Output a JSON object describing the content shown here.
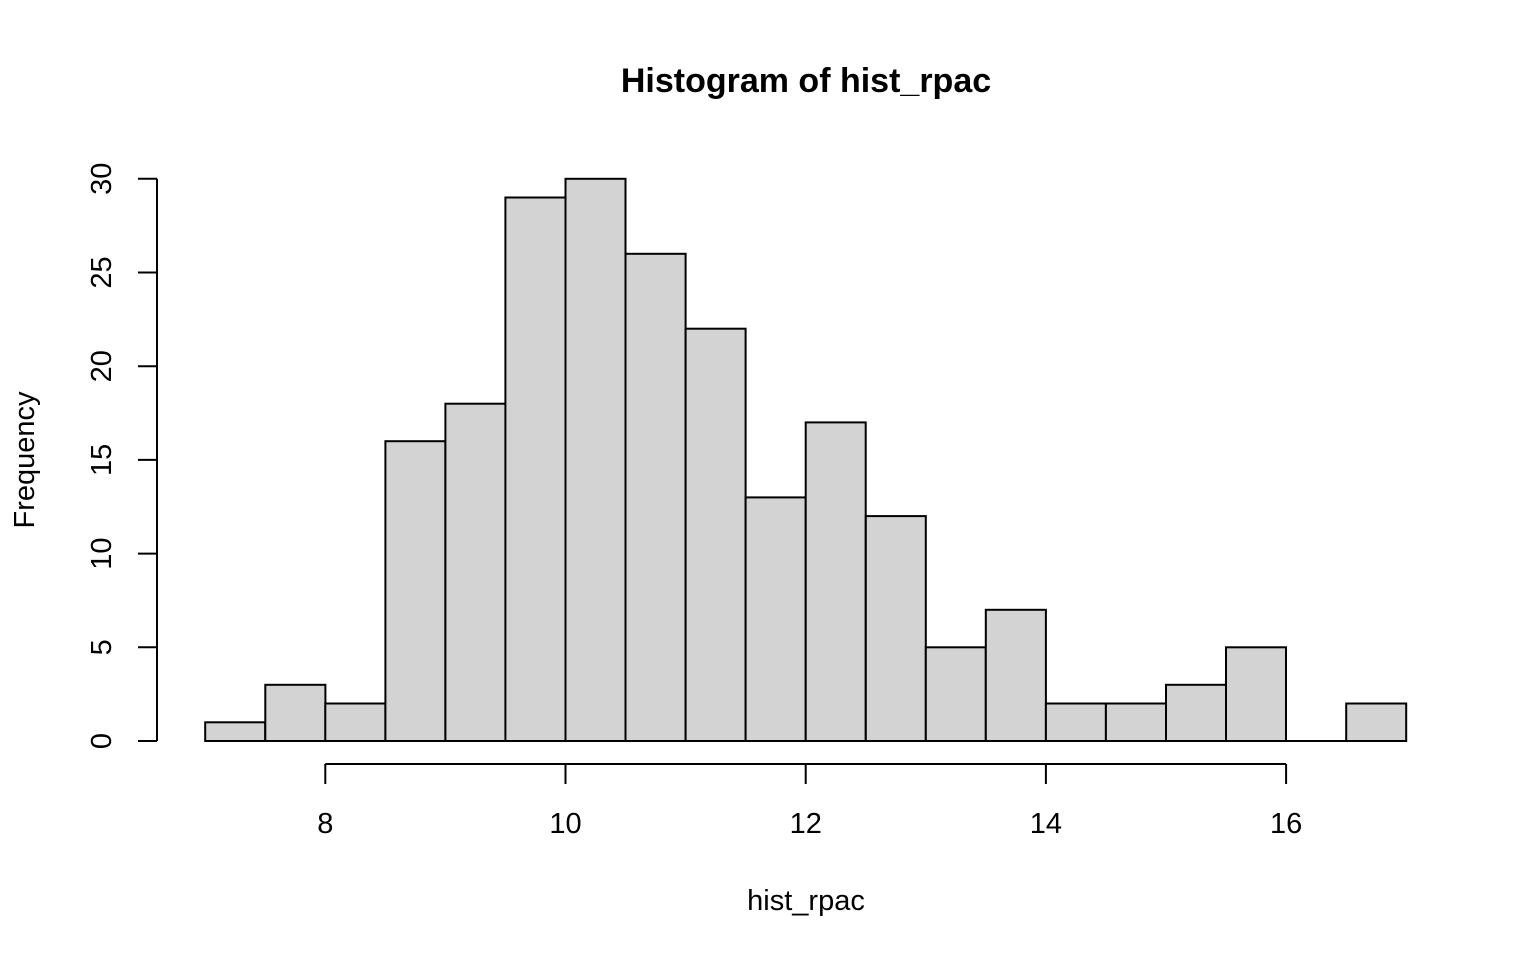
{
  "chart_data": {
    "type": "bar",
    "title": "Histogram of hist_rpac",
    "xlabel": "hist_rpac",
    "ylabel": "Frequency",
    "bins": [
      {
        "start": 7.0,
        "end": 7.5,
        "count": 1
      },
      {
        "start": 7.5,
        "end": 8.0,
        "count": 3
      },
      {
        "start": 8.0,
        "end": 8.5,
        "count": 2
      },
      {
        "start": 8.5,
        "end": 9.0,
        "count": 16
      },
      {
        "start": 9.0,
        "end": 9.5,
        "count": 18
      },
      {
        "start": 9.5,
        "end": 10.0,
        "count": 29
      },
      {
        "start": 10.0,
        "end": 10.5,
        "count": 30
      },
      {
        "start": 10.5,
        "end": 11.0,
        "count": 26
      },
      {
        "start": 11.0,
        "end": 11.5,
        "count": 22
      },
      {
        "start": 11.5,
        "end": 12.0,
        "count": 13
      },
      {
        "start": 12.0,
        "end": 12.5,
        "count": 17
      },
      {
        "start": 12.5,
        "end": 13.0,
        "count": 12
      },
      {
        "start": 13.0,
        "end": 13.5,
        "count": 5
      },
      {
        "start": 13.5,
        "end": 14.0,
        "count": 7
      },
      {
        "start": 14.0,
        "end": 14.5,
        "count": 2
      },
      {
        "start": 14.5,
        "end": 15.0,
        "count": 2
      },
      {
        "start": 15.0,
        "end": 15.5,
        "count": 3
      },
      {
        "start": 15.5,
        "end": 16.0,
        "count": 5
      },
      {
        "start": 16.0,
        "end": 16.5,
        "count": 0
      },
      {
        "start": 16.5,
        "end": 17.0,
        "count": 2
      }
    ],
    "x_ticks": [
      "8",
      "10",
      "12",
      "14",
      "16"
    ],
    "y_ticks": [
      "0",
      "5",
      "10",
      "15",
      "20",
      "25",
      "30"
    ],
    "xlim": [
      7,
      17
    ],
    "ylim": [
      0,
      30
    ],
    "grid": false,
    "bar_color": "#d3d3d3",
    "edge_color": "#000000"
  }
}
= = = = = = =
- Written exercise: Every entry above needs to be retyped exactly; drop the pictures.

- Correct answer:
Output a JSON object describing the content shown here.
{
  "chart_data": {
    "type": "bar",
    "title": "Histogram of hist_rpac",
    "xlabel": "hist_rpac",
    "ylabel": "Frequency",
    "bins": [
      {
        "start": 7.0,
        "end": 7.5,
        "count": 1
      },
      {
        "start": 7.5,
        "end": 8.0,
        "count": 3
      },
      {
        "start": 8.0,
        "end": 8.5,
        "count": 2
      },
      {
        "start": 8.5,
        "end": 9.0,
        "count": 16
      },
      {
        "start": 9.0,
        "end": 9.5,
        "count": 18
      },
      {
        "start": 9.5,
        "end": 10.0,
        "count": 29
      },
      {
        "start": 10.0,
        "end": 10.5,
        "count": 30
      },
      {
        "start": 10.5,
        "end": 11.0,
        "count": 26
      },
      {
        "start": 11.0,
        "end": 11.5,
        "count": 22
      },
      {
        "start": 11.5,
        "end": 12.0,
        "count": 13
      },
      {
        "start": 12.0,
        "end": 12.5,
        "count": 17
      },
      {
        "start": 12.5,
        "end": 13.0,
        "count": 12
      },
      {
        "start": 13.0,
        "end": 13.5,
        "count": 5
      },
      {
        "start": 13.5,
        "end": 14.0,
        "count": 7
      },
      {
        "start": 14.0,
        "end": 14.5,
        "count": 2
      },
      {
        "start": 14.5,
        "end": 15.0,
        "count": 2
      },
      {
        "start": 15.0,
        "end": 15.5,
        "count": 3
      },
      {
        "start": 15.5,
        "end": 16.0,
        "count": 5
      },
      {
        "start": 16.0,
        "end": 16.5,
        "count": 0
      },
      {
        "start": 16.5,
        "end": 17.0,
        "count": 2
      }
    ],
    "x_ticks": [
      "8",
      "10",
      "12",
      "14",
      "16"
    ],
    "y_ticks": [
      "0",
      "5",
      "10",
      "15",
      "20",
      "25",
      "30"
    ],
    "xlim": [
      7,
      17
    ],
    "ylim": [
      0,
      30
    ],
    "grid": false,
    "bar_color": "#d3d3d3",
    "edge_color": "#000000"
  }
}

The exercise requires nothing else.